PROBLEM STATEMENT
Only the number is wanted: how many lines contain the string "Systeemiset"?

(Saved data entries)
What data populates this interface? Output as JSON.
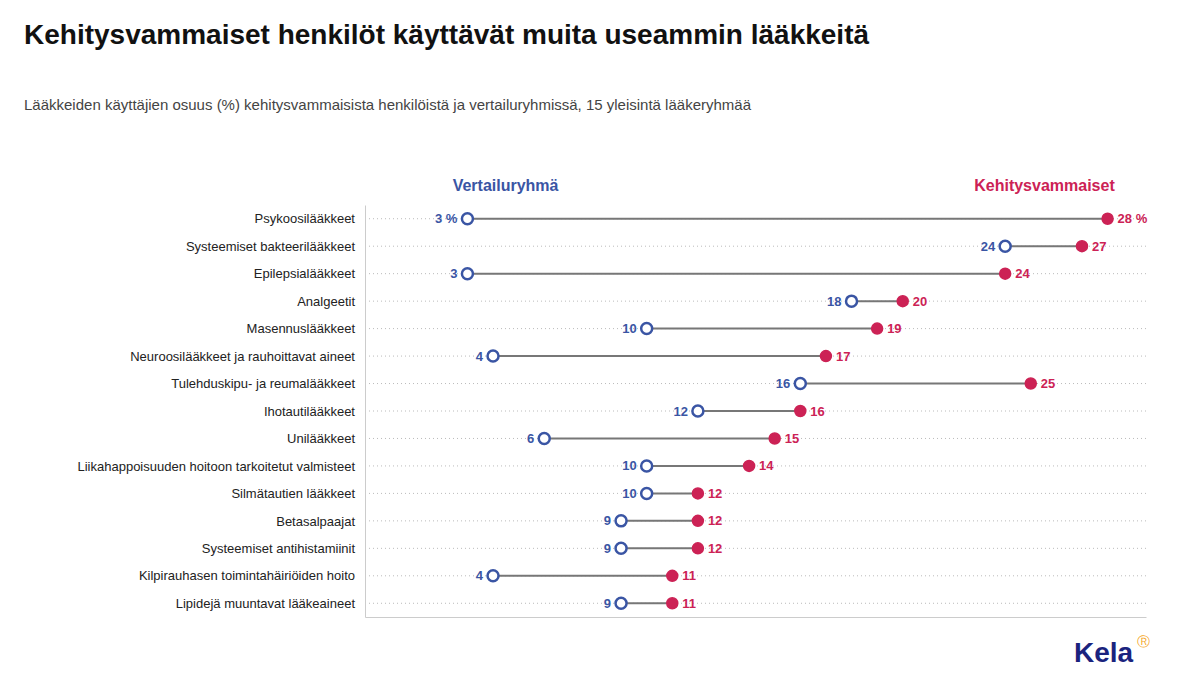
{
  "chart_data": {
    "type": "dumbbell",
    "title": "Kehitysvammaiset henkilöt käyttävät muita useammin lääkkeitä",
    "subtitle": "Lääkkeiden käyttäjien osuus (%) kehitysvammaisista henkilöistä ja vertailuryhmissä, 15 yleisintä lääkeryhmää",
    "orientation": "horizontal",
    "categories": [
      "Psykoosilääkkeet",
      "Systeemiset bakteerilääkkeet",
      "Epilepsialääkkeet",
      "Analgeetit",
      "Masennuslääkkeet",
      "Neuroosilääkkeet ja rauhoittavat aineet",
      "Tulehduskipu- ja reumalääkkeet",
      "Ihotautilääkkeet",
      "Unilääkkeet",
      "Liikahappoisuuden hoitoon tarkoitetut valmisteet",
      "Silmätautien lääkkeet",
      "Betasalpaajat",
      "Systeemiset antihistamiinit",
      "Kilpirauhasen toimintahäiriöiden hoito",
      "Lipidejä muuntavat lääkeaineet"
    ],
    "series": [
      {
        "name": "Vertailuryhmä",
        "color": "#3a55a4",
        "marker": "circle-open",
        "values": [
          3,
          24,
          3,
          18,
          10,
          4,
          16,
          12,
          6,
          10,
          10,
          9,
          9,
          4,
          9
        ],
        "value_labels": [
          "3 %",
          "24",
          "3",
          "18",
          "10",
          "4",
          "16",
          "12",
          "6",
          "10",
          "10",
          "9",
          "9",
          "4",
          "9"
        ]
      },
      {
        "name": "Kehitysvammaiset",
        "color": "#cc2255",
        "marker": "circle",
        "values": [
          28,
          27,
          24,
          20,
          19,
          17,
          25,
          16,
          15,
          14,
          12,
          12,
          12,
          11,
          11
        ],
        "value_labels": [
          "28 %",
          "27",
          "24",
          "20",
          "19",
          "17",
          "25",
          "16",
          "15",
          "14",
          "12",
          "12",
          "12",
          "11",
          "11"
        ]
      }
    ],
    "xlim": [
      -1,
      29.5
    ],
    "grid": true,
    "data_labels": true,
    "tick_labels": "y",
    "annotations": [
      {
        "text": "Kela",
        "color": "#1a237e"
      },
      {
        "text": "Ⓡ",
        "color": "#f5a623"
      }
    ]
  }
}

RESPONSE
2